* LISTED RECORDS:
__________

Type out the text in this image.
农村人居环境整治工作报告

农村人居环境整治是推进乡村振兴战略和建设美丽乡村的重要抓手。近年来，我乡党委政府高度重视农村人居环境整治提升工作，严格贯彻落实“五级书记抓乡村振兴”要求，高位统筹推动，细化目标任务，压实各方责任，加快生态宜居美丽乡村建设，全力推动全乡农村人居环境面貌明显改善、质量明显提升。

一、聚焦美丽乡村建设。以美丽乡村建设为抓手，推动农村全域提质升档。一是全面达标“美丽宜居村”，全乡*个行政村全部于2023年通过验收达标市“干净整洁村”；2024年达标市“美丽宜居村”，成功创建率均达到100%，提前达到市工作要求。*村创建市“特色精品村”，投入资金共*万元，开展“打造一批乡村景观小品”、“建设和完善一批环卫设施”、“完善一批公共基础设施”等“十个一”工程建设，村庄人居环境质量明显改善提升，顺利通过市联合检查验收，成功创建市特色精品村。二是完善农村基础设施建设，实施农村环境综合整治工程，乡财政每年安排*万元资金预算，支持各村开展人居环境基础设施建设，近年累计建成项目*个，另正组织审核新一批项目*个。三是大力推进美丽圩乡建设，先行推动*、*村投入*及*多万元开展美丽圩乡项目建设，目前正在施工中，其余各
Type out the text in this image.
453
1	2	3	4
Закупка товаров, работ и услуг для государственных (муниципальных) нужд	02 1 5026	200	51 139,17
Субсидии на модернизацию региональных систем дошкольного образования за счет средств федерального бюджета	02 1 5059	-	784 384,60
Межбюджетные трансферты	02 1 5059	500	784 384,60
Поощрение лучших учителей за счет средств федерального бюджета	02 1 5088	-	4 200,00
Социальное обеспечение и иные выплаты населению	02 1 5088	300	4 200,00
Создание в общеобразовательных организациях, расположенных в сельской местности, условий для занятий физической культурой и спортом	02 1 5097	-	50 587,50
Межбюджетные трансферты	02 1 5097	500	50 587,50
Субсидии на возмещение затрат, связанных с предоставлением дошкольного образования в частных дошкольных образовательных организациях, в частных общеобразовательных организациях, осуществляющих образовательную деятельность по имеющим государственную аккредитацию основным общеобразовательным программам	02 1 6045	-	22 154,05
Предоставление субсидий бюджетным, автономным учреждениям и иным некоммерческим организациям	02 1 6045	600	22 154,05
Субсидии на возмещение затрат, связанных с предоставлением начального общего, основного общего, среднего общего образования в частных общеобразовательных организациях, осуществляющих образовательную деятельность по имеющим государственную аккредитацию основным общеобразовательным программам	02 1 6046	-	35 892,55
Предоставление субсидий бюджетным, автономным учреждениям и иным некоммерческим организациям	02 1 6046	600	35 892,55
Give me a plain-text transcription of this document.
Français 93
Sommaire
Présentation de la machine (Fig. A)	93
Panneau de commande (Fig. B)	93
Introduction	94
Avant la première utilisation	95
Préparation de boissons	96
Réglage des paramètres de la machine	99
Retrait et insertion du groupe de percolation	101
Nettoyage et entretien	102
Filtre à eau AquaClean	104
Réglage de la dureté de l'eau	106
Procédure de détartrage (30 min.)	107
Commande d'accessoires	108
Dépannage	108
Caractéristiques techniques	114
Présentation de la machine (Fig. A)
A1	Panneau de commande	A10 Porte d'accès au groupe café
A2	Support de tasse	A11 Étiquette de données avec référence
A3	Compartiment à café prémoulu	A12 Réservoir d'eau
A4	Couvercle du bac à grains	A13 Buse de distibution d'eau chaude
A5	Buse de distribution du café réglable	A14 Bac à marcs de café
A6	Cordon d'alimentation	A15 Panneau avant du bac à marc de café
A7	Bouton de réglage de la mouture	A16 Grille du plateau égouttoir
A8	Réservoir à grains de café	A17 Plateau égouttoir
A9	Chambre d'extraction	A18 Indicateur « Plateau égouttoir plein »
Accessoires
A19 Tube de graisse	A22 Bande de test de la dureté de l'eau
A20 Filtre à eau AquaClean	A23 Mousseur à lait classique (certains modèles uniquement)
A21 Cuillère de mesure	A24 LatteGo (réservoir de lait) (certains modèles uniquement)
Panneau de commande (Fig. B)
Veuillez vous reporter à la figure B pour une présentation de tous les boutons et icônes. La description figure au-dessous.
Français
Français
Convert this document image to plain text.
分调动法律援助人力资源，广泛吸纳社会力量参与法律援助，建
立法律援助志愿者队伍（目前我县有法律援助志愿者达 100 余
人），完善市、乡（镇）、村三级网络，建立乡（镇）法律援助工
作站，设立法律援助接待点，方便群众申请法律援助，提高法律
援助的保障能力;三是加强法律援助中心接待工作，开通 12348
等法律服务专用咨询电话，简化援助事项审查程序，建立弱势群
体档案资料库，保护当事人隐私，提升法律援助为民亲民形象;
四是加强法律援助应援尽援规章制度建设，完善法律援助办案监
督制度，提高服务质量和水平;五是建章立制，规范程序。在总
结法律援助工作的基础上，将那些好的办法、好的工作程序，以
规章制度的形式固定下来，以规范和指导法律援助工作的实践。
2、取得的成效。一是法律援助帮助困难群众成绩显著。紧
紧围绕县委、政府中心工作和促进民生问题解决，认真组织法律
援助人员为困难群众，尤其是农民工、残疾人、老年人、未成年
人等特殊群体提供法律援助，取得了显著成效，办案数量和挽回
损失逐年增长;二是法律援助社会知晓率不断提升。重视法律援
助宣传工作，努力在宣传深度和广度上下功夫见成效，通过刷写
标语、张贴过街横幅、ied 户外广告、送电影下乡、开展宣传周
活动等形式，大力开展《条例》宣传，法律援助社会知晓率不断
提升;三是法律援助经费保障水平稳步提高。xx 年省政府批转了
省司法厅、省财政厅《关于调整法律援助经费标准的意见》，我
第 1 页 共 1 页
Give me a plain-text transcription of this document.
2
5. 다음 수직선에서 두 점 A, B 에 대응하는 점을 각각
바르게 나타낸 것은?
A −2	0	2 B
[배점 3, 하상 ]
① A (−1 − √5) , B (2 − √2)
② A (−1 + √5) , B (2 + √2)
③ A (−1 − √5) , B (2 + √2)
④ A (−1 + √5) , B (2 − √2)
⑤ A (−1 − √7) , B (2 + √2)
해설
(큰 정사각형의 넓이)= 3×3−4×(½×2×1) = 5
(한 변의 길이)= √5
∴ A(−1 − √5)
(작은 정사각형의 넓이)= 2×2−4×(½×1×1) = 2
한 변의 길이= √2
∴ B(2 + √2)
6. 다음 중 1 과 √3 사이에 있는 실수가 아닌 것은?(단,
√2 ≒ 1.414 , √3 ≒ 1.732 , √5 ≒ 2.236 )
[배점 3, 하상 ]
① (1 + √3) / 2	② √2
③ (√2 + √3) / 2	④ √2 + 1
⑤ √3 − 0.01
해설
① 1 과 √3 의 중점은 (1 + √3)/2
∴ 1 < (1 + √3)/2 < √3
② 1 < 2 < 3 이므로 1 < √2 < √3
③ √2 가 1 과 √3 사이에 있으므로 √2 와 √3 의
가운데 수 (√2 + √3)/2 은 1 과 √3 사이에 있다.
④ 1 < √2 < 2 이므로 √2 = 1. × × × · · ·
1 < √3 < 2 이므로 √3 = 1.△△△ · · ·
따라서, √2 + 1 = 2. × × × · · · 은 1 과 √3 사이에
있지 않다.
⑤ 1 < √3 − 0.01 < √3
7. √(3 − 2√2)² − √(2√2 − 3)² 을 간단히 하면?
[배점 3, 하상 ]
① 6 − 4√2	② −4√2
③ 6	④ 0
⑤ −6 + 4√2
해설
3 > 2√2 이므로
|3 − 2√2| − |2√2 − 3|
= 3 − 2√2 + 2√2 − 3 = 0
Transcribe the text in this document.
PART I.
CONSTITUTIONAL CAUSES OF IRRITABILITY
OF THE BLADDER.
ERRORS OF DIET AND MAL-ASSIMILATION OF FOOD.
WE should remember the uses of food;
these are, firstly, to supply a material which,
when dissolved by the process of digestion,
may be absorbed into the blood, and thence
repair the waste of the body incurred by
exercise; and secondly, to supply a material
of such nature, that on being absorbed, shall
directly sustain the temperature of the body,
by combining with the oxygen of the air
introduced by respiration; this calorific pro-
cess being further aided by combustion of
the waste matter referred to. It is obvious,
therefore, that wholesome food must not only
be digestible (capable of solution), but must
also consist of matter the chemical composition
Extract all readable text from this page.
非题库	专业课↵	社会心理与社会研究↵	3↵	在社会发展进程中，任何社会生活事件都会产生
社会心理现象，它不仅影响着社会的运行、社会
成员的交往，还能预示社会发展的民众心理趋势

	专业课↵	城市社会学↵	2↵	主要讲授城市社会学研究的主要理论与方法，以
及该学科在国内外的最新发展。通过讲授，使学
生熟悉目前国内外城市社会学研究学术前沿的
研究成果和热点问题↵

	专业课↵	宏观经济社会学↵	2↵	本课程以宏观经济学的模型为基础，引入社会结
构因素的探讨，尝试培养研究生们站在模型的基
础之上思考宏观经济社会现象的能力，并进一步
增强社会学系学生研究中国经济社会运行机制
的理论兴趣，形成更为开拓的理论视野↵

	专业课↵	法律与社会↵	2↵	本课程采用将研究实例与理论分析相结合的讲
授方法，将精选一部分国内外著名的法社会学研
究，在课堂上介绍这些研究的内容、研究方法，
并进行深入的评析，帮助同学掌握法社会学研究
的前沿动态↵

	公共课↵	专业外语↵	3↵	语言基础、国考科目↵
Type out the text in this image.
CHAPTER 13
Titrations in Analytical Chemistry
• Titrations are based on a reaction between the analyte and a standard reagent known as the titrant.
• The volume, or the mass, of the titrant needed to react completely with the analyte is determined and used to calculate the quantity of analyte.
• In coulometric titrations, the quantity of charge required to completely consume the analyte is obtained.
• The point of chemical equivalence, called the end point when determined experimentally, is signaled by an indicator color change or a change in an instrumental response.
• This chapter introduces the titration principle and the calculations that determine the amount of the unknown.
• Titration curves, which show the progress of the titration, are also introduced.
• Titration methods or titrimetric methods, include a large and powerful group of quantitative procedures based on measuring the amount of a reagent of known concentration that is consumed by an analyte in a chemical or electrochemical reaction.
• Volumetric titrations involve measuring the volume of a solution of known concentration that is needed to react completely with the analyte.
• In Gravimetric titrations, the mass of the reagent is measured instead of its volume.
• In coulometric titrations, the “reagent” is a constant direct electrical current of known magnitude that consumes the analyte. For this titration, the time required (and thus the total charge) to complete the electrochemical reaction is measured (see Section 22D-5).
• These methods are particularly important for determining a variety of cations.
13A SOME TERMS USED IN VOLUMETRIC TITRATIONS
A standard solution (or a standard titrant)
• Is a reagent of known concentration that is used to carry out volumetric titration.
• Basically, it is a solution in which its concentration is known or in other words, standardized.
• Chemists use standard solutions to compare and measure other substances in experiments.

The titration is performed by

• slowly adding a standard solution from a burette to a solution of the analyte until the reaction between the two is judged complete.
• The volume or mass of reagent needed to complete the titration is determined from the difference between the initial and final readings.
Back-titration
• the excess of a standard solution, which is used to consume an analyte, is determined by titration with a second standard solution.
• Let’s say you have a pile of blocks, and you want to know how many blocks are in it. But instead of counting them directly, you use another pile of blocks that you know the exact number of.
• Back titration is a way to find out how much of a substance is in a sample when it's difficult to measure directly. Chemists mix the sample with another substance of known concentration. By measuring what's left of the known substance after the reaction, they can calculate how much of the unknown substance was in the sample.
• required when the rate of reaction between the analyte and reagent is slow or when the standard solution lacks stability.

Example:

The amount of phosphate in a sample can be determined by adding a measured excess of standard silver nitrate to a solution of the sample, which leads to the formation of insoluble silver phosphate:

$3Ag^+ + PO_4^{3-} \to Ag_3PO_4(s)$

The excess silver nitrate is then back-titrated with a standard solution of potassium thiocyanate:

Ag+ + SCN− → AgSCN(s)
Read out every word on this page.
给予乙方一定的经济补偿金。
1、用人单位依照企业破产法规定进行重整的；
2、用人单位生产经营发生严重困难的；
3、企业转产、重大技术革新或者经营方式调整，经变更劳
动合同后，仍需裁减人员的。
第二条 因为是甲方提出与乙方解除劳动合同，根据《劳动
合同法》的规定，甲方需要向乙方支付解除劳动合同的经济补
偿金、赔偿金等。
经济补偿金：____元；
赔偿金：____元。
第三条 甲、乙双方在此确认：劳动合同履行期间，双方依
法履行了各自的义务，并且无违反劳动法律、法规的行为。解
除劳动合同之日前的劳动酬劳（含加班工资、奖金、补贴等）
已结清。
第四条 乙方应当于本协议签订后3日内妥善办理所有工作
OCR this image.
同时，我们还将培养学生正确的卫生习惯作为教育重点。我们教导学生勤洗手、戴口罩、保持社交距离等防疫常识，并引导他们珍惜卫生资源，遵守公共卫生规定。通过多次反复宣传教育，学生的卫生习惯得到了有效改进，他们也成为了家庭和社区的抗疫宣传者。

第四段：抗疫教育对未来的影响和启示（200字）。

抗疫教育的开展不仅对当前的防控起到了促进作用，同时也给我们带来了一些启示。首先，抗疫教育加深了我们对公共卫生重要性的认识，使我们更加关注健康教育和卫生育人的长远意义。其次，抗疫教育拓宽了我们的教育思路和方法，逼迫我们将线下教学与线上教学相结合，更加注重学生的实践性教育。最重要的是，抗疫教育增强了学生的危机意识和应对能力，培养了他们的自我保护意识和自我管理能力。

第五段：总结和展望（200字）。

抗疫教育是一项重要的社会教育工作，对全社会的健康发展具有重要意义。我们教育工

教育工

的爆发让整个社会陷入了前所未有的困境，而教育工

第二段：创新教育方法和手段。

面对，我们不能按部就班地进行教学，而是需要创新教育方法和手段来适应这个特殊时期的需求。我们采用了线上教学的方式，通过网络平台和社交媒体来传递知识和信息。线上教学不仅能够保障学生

__________

* DESCRIPTION OF THE TASK:
Some lines of the records may hold the word "silver". How many do? Answer with a number and nothing else.

* REPLY:
2